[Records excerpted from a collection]
------------------------------------

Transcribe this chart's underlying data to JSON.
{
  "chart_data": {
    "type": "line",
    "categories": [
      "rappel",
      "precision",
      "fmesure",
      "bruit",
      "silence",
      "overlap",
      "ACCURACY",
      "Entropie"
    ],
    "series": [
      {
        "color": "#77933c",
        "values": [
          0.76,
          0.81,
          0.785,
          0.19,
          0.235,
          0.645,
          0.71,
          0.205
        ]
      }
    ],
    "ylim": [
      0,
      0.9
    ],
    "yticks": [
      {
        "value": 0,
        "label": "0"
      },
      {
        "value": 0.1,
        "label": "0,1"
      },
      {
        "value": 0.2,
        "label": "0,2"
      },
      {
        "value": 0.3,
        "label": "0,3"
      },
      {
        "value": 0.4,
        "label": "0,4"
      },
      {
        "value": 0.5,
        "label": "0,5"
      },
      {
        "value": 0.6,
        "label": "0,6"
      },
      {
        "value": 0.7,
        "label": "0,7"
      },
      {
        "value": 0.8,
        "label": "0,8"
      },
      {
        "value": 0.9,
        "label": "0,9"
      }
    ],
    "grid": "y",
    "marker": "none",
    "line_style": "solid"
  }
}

------------------------------------

▶ INSTRUCTIONS TO FOLLOW
Reproduce the material above, every line of it, exactly.

▶ RESULT OF THE EXERCISE
Transcribe this chart's underlying data to JSON.
{
  "chart_data": {
    "type": "line",
    "categories": [
      "rappel",
      "precision",
      "fmesure",
      "bruit",
      "silence",
      "overlap",
      "ACCURACY",
      "Entropie"
    ],
    "series": [
      {
        "color": "#77933c",
        "values": [
          0.76,
          0.81,
          0.785,
          0.19,
          0.235,
          0.645,
          0.71,
          0.205
        ]
      }
    ],
    "ylim": [
      0,
      0.9
    ],
    "yticks": [
      {
        "value": 0,
        "label": "0"
      },
      {
        "value": 0.1,
        "label": "0,1"
      },
      {
        "value": 0.2,
        "label": "0,2"
      },
      {
        "value": 0.3,
        "label": "0,3"
      },
      {
        "value": 0.4,
        "label": "0,4"
      },
      {
        "value": 0.5,
        "label": "0,5"
      },
      {
        "value": 0.6,
        "label": "0,6"
      },
      {
        "value": 0.7,
        "label": "0,7"
      },
      {
        "value": 0.8,
        "label": "0,8"
      },
      {
        "value": 0.9,
        "label": "0,9"
      }
    ],
    "grid": "y",
    "marker": "none",
    "line_style": "solid"
  }
}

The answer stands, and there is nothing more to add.